Problem to work on — Bring together all lines of the material below that contain the string "Main".

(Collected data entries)
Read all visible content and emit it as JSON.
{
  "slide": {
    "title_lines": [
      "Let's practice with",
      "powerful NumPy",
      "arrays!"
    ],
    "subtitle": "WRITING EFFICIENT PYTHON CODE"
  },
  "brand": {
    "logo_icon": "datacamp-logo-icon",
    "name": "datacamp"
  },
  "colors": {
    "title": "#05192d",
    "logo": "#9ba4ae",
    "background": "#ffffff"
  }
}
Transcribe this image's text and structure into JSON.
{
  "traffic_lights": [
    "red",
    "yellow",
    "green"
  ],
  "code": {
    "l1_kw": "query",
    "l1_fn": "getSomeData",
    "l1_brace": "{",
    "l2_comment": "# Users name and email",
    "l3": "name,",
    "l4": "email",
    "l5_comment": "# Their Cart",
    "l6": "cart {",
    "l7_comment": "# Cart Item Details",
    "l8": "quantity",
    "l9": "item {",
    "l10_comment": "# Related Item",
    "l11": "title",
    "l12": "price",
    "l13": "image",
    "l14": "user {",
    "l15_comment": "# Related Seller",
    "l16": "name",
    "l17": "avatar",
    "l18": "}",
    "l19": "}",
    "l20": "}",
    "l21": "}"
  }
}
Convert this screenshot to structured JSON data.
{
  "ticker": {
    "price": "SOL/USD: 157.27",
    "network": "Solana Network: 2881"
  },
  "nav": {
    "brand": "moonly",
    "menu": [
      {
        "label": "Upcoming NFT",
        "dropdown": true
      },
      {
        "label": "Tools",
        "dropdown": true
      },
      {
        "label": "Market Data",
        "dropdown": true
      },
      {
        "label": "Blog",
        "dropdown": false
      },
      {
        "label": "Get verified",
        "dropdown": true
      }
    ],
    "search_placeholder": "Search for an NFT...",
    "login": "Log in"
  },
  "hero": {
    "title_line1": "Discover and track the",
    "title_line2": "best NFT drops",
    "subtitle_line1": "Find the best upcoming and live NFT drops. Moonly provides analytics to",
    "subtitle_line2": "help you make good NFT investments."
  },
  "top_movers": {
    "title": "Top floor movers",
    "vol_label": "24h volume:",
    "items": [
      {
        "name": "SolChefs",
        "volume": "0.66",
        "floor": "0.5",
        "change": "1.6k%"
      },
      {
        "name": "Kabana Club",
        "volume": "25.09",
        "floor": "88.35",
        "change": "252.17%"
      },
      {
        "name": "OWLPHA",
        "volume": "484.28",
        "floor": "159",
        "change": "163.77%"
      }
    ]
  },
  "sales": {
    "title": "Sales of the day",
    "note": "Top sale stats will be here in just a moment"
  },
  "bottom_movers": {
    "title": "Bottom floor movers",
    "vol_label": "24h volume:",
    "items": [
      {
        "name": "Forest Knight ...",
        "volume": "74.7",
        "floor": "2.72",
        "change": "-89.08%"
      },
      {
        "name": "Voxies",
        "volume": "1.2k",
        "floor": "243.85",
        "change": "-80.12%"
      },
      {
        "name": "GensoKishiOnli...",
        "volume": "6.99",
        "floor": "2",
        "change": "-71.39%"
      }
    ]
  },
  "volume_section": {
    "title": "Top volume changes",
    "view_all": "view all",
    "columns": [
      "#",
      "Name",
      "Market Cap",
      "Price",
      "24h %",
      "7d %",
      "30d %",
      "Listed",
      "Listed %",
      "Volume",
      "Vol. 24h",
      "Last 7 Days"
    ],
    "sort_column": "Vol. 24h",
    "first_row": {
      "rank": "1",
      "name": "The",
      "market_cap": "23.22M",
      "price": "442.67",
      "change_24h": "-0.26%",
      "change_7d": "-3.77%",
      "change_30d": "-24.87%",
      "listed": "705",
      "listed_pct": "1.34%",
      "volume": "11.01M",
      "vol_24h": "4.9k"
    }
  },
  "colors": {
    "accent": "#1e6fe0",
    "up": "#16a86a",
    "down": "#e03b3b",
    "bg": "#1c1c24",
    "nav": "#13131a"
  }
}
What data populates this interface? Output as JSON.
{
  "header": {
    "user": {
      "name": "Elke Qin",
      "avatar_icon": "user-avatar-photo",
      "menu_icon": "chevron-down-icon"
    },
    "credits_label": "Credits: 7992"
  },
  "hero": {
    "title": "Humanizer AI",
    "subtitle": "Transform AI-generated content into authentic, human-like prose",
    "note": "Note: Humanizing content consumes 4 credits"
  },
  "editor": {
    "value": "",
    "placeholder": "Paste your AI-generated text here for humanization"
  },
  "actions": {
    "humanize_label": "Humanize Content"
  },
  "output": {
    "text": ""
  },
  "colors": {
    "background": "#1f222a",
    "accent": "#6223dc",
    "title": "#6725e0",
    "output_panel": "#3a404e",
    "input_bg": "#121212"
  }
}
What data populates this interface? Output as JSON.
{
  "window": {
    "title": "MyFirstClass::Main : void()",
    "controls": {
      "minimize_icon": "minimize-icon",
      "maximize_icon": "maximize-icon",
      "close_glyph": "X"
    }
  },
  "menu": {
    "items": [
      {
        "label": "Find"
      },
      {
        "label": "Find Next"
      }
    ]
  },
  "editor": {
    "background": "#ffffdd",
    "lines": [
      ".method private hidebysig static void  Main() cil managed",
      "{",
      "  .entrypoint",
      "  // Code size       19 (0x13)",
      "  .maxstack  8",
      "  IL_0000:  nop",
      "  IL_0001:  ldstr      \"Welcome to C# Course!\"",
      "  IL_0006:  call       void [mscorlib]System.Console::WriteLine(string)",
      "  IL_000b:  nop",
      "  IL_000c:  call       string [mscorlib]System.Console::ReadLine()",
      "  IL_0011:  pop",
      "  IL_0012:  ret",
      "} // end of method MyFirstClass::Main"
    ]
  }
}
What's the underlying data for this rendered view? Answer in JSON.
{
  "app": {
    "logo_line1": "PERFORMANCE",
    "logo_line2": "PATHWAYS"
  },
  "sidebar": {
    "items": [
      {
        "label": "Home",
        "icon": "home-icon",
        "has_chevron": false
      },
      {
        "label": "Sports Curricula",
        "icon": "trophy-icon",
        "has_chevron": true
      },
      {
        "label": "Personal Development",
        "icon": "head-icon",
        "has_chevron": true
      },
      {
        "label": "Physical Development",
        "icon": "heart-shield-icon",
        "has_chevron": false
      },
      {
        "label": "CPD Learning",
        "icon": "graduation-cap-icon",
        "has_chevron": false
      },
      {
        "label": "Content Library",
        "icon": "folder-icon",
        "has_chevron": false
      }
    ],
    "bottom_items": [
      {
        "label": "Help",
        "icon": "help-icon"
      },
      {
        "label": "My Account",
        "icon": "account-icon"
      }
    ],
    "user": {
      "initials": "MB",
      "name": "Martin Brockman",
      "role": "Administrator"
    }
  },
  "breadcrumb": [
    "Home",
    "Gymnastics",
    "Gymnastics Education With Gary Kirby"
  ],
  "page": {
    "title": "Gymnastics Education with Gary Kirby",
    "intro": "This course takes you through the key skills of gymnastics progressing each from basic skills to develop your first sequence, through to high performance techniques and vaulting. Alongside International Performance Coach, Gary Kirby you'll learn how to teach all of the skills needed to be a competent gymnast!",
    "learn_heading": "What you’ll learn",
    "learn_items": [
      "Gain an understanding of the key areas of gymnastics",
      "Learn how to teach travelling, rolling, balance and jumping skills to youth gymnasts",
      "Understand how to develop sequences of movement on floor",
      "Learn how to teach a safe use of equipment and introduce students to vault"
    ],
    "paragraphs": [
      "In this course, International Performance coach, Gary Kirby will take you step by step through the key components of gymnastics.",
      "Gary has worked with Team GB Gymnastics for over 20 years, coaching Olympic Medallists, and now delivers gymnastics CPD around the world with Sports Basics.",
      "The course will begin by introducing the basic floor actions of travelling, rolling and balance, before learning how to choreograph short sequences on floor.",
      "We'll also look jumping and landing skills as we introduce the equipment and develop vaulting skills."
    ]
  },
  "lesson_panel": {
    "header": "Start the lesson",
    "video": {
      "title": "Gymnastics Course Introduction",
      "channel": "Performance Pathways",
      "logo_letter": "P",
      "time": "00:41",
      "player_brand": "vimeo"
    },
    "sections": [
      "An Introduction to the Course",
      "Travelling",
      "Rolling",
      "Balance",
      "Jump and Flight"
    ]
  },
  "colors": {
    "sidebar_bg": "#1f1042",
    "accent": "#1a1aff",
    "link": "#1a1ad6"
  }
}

Answer to the task —
    "title": "MyFirstClass::Main : void()",
      ".method private hidebysig static void  Main() cil managed",
      "} // end of method MyFirstClass::Main"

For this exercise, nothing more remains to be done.